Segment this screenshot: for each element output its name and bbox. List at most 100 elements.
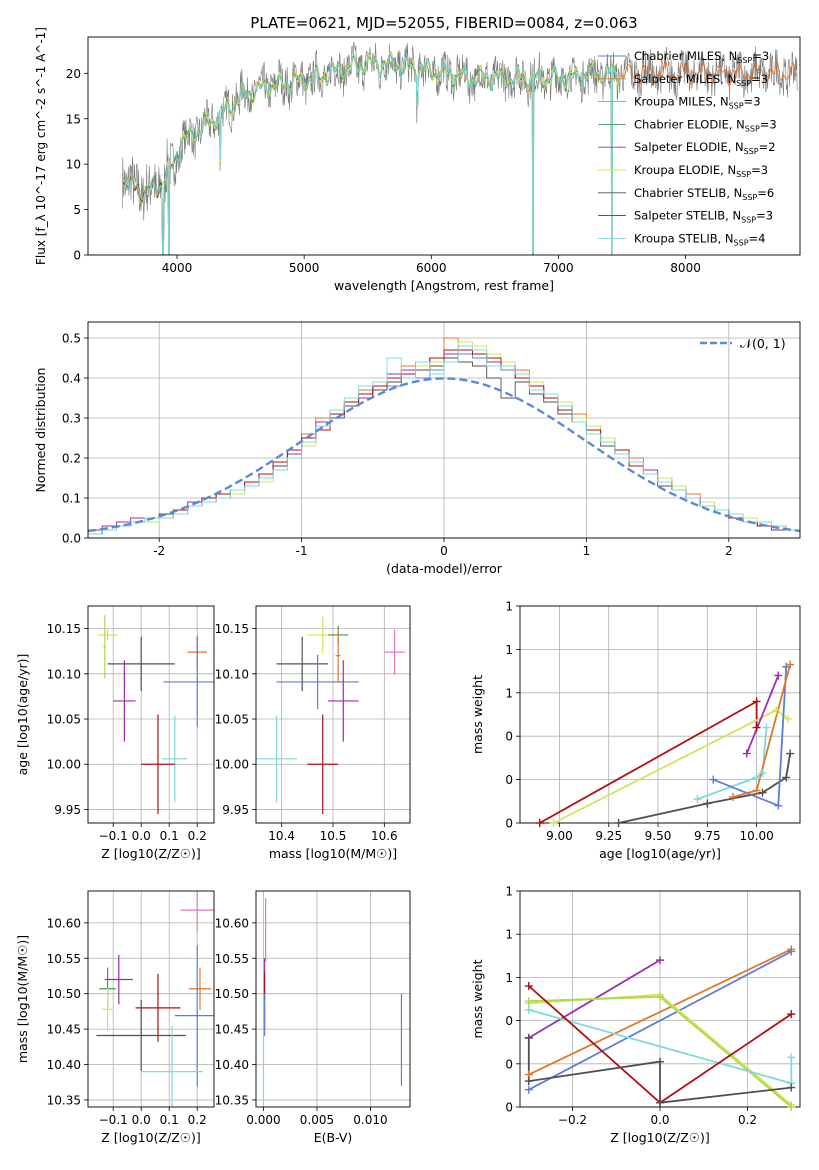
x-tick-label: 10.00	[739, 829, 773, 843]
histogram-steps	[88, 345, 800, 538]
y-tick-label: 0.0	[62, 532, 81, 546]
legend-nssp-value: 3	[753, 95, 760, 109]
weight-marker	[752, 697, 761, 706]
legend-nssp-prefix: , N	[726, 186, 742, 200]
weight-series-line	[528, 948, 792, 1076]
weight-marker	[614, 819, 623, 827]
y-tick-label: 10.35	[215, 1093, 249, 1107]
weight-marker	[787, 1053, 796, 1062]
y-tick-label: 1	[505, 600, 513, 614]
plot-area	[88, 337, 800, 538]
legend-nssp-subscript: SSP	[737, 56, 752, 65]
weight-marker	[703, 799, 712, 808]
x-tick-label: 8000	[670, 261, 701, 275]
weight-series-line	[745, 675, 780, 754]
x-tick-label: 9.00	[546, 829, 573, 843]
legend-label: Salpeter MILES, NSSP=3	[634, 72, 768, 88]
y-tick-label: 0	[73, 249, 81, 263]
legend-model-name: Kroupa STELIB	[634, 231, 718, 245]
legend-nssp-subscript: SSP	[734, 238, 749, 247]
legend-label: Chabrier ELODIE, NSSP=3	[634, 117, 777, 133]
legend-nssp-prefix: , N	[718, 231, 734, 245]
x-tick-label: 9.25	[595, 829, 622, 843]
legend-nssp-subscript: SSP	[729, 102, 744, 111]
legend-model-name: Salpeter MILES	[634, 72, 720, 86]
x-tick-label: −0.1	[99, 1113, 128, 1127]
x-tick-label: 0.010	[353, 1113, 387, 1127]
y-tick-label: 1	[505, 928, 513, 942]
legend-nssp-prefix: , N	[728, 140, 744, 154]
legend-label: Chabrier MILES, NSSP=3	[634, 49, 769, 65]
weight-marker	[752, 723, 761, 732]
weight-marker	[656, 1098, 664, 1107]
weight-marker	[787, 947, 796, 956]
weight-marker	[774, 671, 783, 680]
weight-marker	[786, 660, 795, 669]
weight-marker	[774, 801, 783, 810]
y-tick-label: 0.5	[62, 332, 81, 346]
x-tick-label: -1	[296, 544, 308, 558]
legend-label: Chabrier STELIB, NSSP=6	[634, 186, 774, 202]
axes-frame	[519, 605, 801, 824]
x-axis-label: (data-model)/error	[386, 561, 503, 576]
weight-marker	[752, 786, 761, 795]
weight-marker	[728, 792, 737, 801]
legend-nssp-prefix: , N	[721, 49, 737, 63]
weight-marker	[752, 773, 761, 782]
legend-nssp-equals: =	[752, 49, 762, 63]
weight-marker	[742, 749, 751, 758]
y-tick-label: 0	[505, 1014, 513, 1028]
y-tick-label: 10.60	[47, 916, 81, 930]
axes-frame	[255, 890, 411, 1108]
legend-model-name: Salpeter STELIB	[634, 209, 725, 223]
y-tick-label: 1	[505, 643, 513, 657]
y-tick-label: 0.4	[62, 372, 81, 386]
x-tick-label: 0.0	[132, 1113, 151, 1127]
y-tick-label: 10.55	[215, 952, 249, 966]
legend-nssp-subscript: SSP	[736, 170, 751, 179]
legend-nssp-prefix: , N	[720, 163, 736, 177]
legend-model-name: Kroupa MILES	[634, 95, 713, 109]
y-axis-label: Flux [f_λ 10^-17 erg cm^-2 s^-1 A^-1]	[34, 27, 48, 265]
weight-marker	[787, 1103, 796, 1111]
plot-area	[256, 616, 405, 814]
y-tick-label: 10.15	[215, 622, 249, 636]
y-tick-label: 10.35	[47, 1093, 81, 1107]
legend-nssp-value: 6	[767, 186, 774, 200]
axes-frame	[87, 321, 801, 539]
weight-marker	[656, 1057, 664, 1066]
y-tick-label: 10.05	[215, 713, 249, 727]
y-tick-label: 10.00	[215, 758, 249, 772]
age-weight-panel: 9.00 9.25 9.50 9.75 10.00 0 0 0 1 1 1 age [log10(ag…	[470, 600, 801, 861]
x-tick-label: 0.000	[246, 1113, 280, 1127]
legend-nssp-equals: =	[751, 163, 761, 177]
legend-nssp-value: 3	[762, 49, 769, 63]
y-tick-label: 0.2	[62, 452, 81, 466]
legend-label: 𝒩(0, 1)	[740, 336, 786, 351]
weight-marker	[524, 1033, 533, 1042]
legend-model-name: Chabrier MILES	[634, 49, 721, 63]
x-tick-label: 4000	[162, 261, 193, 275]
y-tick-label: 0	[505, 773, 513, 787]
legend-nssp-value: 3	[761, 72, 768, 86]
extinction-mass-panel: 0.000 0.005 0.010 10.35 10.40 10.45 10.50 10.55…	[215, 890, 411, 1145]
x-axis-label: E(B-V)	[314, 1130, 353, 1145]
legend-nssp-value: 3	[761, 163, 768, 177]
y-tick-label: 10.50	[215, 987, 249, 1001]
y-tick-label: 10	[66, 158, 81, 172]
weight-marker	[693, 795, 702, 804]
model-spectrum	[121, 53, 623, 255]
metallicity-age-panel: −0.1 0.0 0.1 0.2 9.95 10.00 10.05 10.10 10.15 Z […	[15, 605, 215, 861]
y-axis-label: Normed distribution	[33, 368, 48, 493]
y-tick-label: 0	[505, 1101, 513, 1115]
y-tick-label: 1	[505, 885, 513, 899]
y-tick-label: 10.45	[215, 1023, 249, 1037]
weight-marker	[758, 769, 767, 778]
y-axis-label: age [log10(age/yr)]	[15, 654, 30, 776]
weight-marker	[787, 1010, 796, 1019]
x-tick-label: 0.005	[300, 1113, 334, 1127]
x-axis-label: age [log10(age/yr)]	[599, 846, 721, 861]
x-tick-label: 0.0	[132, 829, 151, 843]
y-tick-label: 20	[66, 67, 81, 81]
########################################
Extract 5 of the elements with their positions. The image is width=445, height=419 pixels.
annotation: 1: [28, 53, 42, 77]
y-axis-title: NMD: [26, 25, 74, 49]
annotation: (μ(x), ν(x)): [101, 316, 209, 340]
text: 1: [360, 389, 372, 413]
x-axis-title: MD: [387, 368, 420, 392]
########################################
Exercise aim: Put the records from the line with "Segment this screenshot: for" up to and including the line with "697, 761, 706]" into a two-column CSV with the columns instruction and result, one row for each request: its text in one quoted field and its answer in the other, with line breaks turned into spaces. Leave the pictures out.

Correct result:
instruction,result
"Segment this screenshot: for each element output its name and bbox. List at most 100 elements.","x-tick-label: 10.00	[739, 829, 773, 843] histogram-steps	[88, 345, 800, 538] y-tick-label: 0.0	[62, 532, 81, 546] legend-nssp-value: 3	[753, 95, 760, 109] weight-marker	[752, 697, 761, 706]"